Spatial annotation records
· · ·

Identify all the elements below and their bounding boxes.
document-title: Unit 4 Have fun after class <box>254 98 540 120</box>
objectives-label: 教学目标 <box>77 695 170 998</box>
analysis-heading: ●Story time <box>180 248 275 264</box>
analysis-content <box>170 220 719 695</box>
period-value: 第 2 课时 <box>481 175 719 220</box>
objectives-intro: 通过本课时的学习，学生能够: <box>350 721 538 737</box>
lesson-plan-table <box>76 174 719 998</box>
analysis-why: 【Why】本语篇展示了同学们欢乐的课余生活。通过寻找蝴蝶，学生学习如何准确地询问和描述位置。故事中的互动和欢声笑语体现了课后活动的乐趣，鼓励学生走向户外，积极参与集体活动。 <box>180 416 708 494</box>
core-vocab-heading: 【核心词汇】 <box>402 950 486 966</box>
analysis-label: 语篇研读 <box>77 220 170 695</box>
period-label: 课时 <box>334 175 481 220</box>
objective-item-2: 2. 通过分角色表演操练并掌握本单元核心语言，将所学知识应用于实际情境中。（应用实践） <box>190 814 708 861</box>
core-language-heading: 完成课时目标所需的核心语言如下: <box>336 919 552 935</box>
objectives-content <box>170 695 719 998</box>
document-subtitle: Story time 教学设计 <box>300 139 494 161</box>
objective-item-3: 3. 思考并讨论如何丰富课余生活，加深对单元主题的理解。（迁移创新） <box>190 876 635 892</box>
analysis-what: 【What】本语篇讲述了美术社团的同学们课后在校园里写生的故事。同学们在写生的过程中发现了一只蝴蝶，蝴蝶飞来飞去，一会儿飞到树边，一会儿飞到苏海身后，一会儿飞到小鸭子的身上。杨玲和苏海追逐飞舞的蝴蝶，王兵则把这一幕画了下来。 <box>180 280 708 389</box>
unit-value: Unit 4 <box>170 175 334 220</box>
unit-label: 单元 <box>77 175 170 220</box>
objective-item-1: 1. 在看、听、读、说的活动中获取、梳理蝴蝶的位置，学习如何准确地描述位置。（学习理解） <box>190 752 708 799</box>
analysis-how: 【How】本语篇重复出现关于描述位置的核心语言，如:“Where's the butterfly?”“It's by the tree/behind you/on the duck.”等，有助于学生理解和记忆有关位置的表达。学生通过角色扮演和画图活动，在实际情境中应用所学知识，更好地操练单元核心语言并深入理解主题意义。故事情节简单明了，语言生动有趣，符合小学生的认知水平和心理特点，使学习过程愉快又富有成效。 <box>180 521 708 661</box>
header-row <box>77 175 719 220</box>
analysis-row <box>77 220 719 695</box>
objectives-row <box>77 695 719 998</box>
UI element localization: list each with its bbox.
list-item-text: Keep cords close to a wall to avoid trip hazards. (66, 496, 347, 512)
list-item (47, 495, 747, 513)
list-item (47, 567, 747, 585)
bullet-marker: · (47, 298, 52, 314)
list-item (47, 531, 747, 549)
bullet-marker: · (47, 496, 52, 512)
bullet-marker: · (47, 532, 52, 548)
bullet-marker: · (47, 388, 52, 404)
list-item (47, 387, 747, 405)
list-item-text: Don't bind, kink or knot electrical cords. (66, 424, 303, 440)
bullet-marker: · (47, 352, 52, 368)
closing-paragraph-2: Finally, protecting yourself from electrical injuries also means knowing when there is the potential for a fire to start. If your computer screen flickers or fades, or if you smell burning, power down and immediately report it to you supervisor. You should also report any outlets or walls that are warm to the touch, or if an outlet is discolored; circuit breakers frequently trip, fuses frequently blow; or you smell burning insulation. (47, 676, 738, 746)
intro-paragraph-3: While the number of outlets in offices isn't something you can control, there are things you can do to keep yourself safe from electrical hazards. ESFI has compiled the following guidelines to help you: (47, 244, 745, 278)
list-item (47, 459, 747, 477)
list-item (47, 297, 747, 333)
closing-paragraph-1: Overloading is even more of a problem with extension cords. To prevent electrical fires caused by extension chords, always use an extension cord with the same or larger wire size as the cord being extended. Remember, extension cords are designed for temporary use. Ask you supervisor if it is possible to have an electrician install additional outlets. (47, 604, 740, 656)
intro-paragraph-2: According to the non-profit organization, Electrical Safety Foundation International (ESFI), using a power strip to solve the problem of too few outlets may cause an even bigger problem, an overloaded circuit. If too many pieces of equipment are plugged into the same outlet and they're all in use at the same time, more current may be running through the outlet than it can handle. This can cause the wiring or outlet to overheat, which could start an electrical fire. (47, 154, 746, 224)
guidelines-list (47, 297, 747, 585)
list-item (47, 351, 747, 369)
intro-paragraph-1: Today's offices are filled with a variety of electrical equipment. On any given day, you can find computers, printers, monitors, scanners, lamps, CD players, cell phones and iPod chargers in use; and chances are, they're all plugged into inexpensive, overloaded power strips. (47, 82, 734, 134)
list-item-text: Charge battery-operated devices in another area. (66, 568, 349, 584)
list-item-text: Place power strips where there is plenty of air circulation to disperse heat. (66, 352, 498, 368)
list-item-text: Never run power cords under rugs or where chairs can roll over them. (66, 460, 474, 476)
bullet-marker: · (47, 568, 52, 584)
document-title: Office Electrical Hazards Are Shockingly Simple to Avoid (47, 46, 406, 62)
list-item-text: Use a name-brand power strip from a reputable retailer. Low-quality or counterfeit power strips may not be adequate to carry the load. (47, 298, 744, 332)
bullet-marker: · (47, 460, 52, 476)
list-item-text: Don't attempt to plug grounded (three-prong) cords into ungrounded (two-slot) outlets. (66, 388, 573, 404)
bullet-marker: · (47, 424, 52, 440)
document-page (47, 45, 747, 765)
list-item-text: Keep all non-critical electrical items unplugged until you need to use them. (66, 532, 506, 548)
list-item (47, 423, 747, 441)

· · ·

**What needs to be done:** Copy out the lines of the records from the very first one through the line containing "objectives-content <box>170 695 719 998</box>", both ends included, keeping each line unchanged.

**Response to this exercise:**
Identify all the elements below and their bounding boxes.
document-title: Unit 4 Have fun after class <box>254 98 540 120</box>
objectives-label: 教学目标 <box>77 695 170 998</box>
analysis-heading: ●Story time <box>180 248 275 264</box>
analysis-content <box>170 220 719 695</box>
period-value: 第 2 课时 <box>481 175 719 220</box>
objectives-intro: 通过本课时的学习，学生能够: <box>350 721 538 737</box>
lesson-plan-table <box>76 174 719 998</box>
analysis-why: 【Why】本语篇展示了同学们欢乐的课余生活。通过寻找蝴蝶，学生学习如何准确地询问和描述位置。故事中的互动和欢声笑语体现了课后活动的乐趣，鼓励学生走向户外，积极参与集体活动。 <box>180 416 708 494</box>
core-vocab-heading: 【核心词汇】 <box>402 950 486 966</box>
analysis-label: 语篇研读 <box>77 220 170 695</box>
period-label: 课时 <box>334 175 481 220</box>
objective-item-2: 2. 通过分角色表演操练并掌握本单元核心语言，将所学知识应用于实际情境中。（应用实践） <box>190 814 708 861</box>
core-language-heading: 完成课时目标所需的核心语言如下: <box>336 919 552 935</box>
objectives-content <box>170 695 719 998</box>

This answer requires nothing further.